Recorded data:
──────
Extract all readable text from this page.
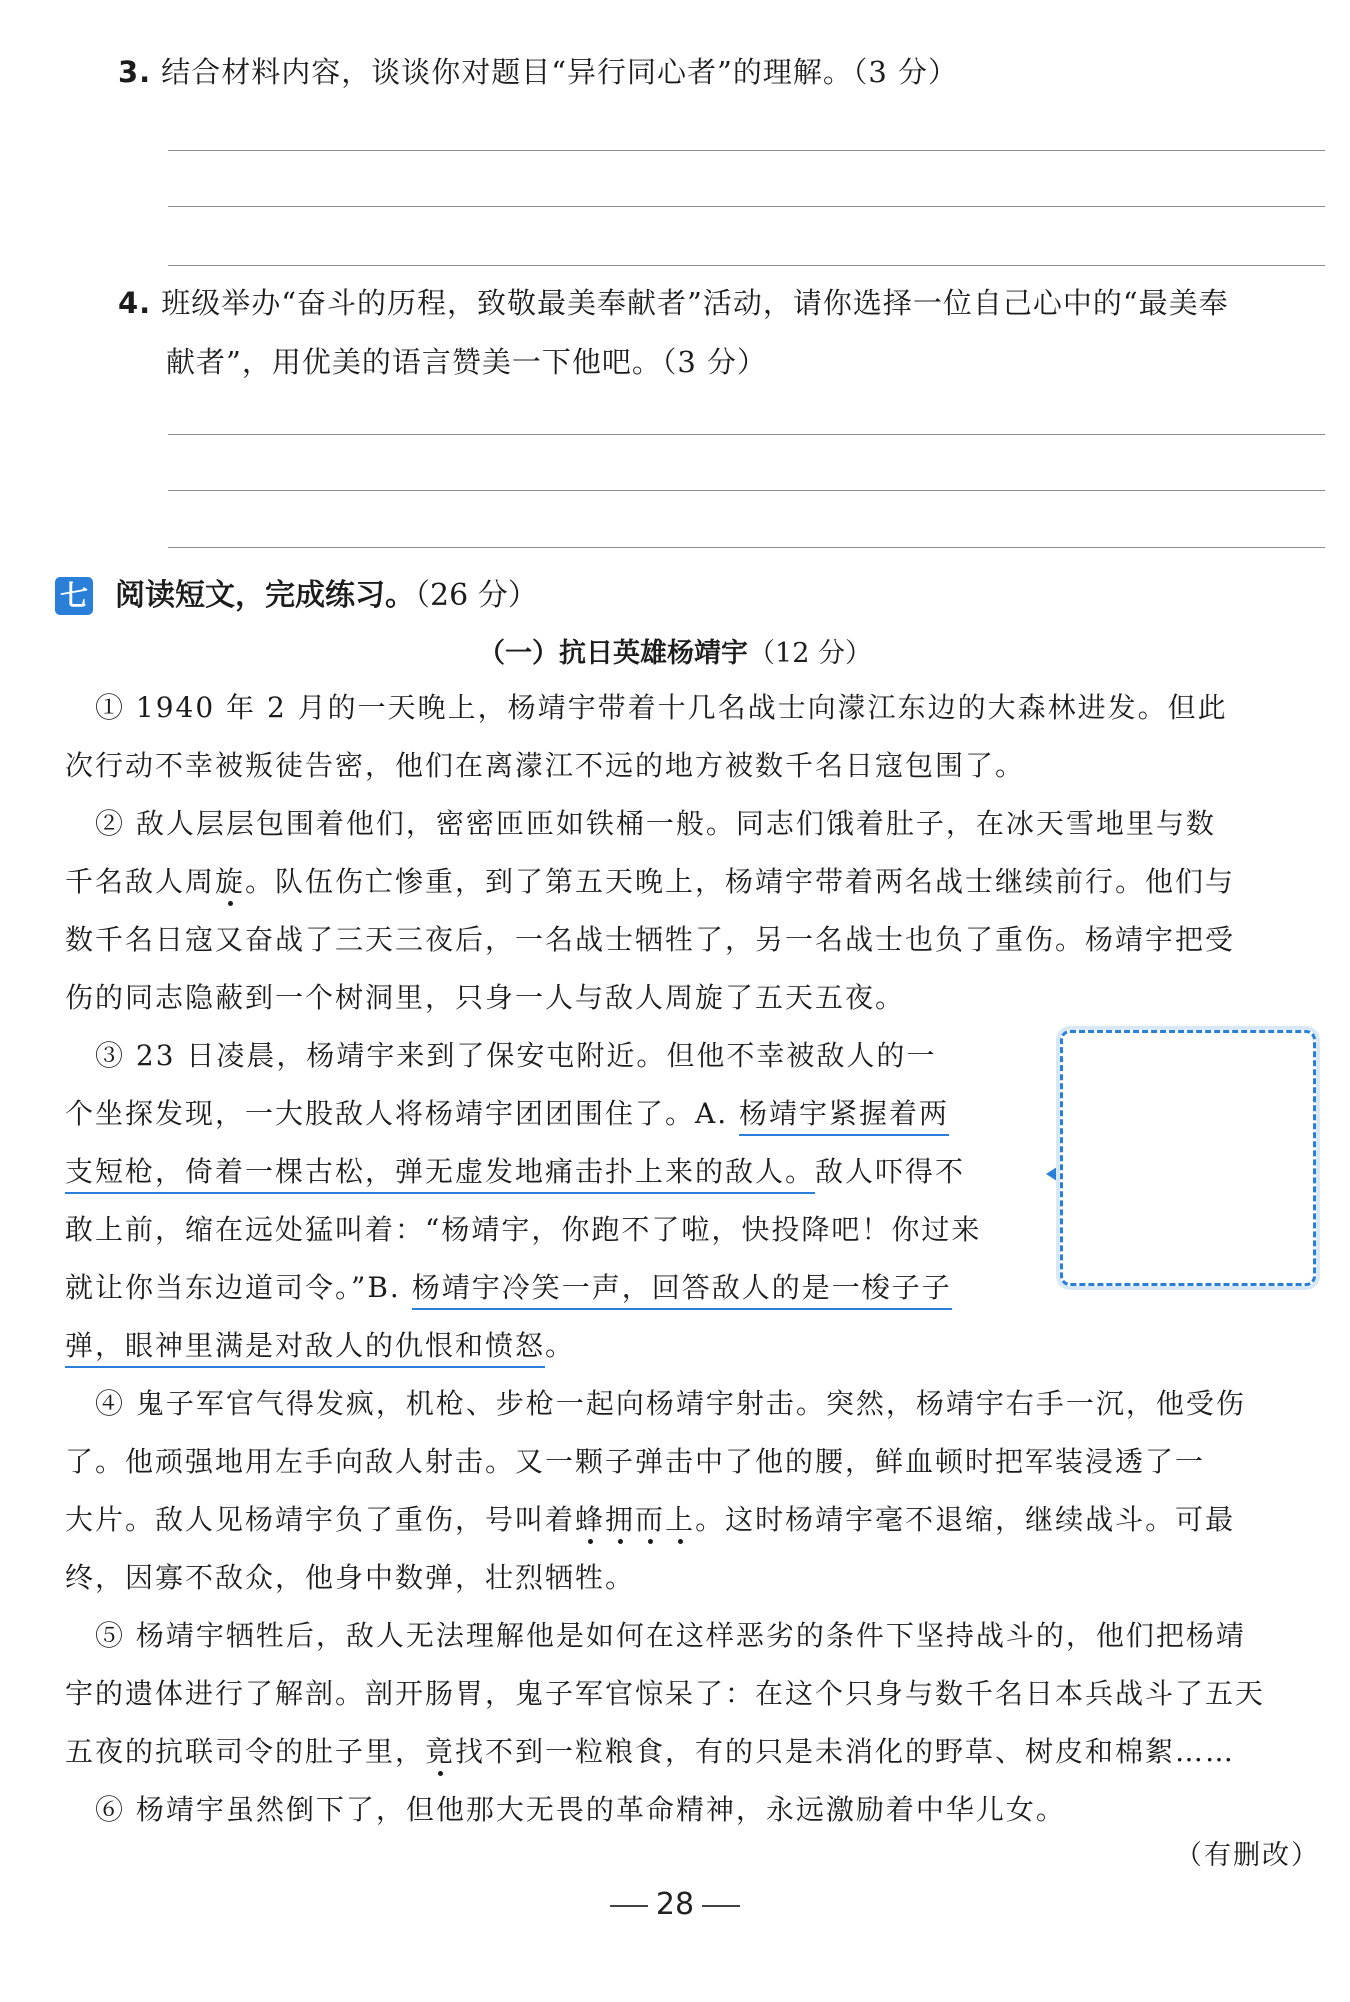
3. 结合材料内容，谈谈你对题目“异行同心者”的理解。（3 分）
4. 班级举办“奋斗的历程，致敬最美奉献者”活动，请你选择一位自己心中的“最美奉
献者”，用优美的语言赞美一下他吧。（3 分）
七 阅读短文，完成练习。（26 分）
（一）抗日英雄杨靖宇（12 分）
① 1940 年 2 月的一天晚上，杨靖宇带着十几名战士向濛江东边的大森林进发。但此
次行动不幸被叛徒告密，他们在离濛江不远的地方被数千名日寇包围了。
② 敌人层层包围着他们，密密匝匝如铁桶一般。同志们饿着肚子，在冰天雪地里与数
千名敌人周旋。队伍伤亡惨重，到了第五天晚上，杨靖宇带着两名战士继续前行。他们与
数千名日寇又奋战了三天三夜后，一名战士牺牲了，另一名战士也负了重伤。杨靖宇把受
伤的同志隐蔽到一个树洞里，只身一人与敌人周旋了五天五夜。
③ 23 日凌晨，杨靖宇来到了保安屯附近。但他不幸被敌人的一
个坐探发现，一大股敌人将杨靖宇团团围住了。A. 杨靖宇紧握着两
支短枪，倚着一棵古松，弹无虚发地痛击扑上来的敌人。敌人吓得不
敢上前，缩在远处猛叫着：“杨靖宇，你跑不了啦，快投降吧！你过来
就让你当东边道司令。”B. 杨靖宇冷笑一声，回答敌人的是一梭子子
弹，眼神里满是对敌人的仇恨和愤怒。
④ 鬼子军官气得发疯，机枪、步枪一起向杨靖宇射击。突然，杨靖宇右手一沉，他受伤
了。他顽强地用左手向敌人射击。又一颗子弹击中了他的腰，鲜血顿时把军装浸透了一
大片。敌人见杨靖宇负了重伤，号叫着蜂拥而上。这时杨靖宇毫不退缩，继续战斗。可最
终，因寡不敌众，他身中数弹，壮烈牺牲。
⑤ 杨靖宇牺牲后，敌人无法理解他是如何在这样恶劣的条件下坚持战斗的，他们把杨靖
宇的遗体进行了解剖。剖开肠胃，鬼子军官惊呆了：在这个只身与数千名日本兵战斗了五天
五夜的抗联司令的肚子里，竟找不到一粒粮食，有的只是未消化的野草、树皮和棉絮……
⑥ 杨靖宇虽然倒下了，但他那大无畏的革命精神，永远激励着中华儿女。
（有删改）
28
──────
EXERCISE: Write out the entries again, exactly as given, skipping any images.

EXPECTED OUTPUT:
Extract all readable text from this page.
3. 结合材料内容，谈谈你对题目“异行同心者”的理解。（3 分）
4. 班级举办“奋斗的历程，致敬最美奉献者”活动，请你选择一位自己心中的“最美奉
献者”，用优美的语言赞美一下他吧。（3 分）
七 阅读短文，完成练习。（26 分）
（一）抗日英雄杨靖宇（12 分）
① 1940 年 2 月的一天晚上，杨靖宇带着十几名战士向濛江东边的大森林进发。但此
次行动不幸被叛徒告密，他们在离濛江不远的地方被数千名日寇包围了。
② 敌人层层包围着他们，密密匝匝如铁桶一般。同志们饿着肚子，在冰天雪地里与数
千名敌人周旋。队伍伤亡惨重，到了第五天晚上，杨靖宇带着两名战士继续前行。他们与
数千名日寇又奋战了三天三夜后，一名战士牺牲了，另一名战士也负了重伤。杨靖宇把受
伤的同志隐蔽到一个树洞里，只身一人与敌人周旋了五天五夜。
③ 23 日凌晨，杨靖宇来到了保安屯附近。但他不幸被敌人的一
个坐探发现，一大股敌人将杨靖宇团团围住了。A. 杨靖宇紧握着两
支短枪，倚着一棵古松，弹无虚发地痛击扑上来的敌人。敌人吓得不
敢上前，缩在远处猛叫着：“杨靖宇，你跑不了啦，快投降吧！你过来
就让你当东边道司令。”B. 杨靖宇冷笑一声，回答敌人的是一梭子子
弹，眼神里满是对敌人的仇恨和愤怒。
④ 鬼子军官气得发疯，机枪、步枪一起向杨靖宇射击。突然，杨靖宇右手一沉，他受伤
了。他顽强地用左手向敌人射击。又一颗子弹击中了他的腰，鲜血顿时把军装浸透了一
大片。敌人见杨靖宇负了重伤，号叫着蜂拥而上。这时杨靖宇毫不退缩，继续战斗。可最
终，因寡不敌众，他身中数弹，壮烈牺牲。
⑤ 杨靖宇牺牲后，敌人无法理解他是如何在这样恶劣的条件下坚持战斗的，他们把杨靖
宇的遗体进行了解剖。剖开肠胃，鬼子军官惊呆了：在这个只身与数千名日本兵战斗了五天
五夜的抗联司令的肚子里，竟找不到一粒粮食，有的只是未消化的野草、树皮和棉絮……
⑥ 杨靖宇虽然倒下了，但他那大无畏的革命精神，永远激励着中华儿女。
（有删改）
28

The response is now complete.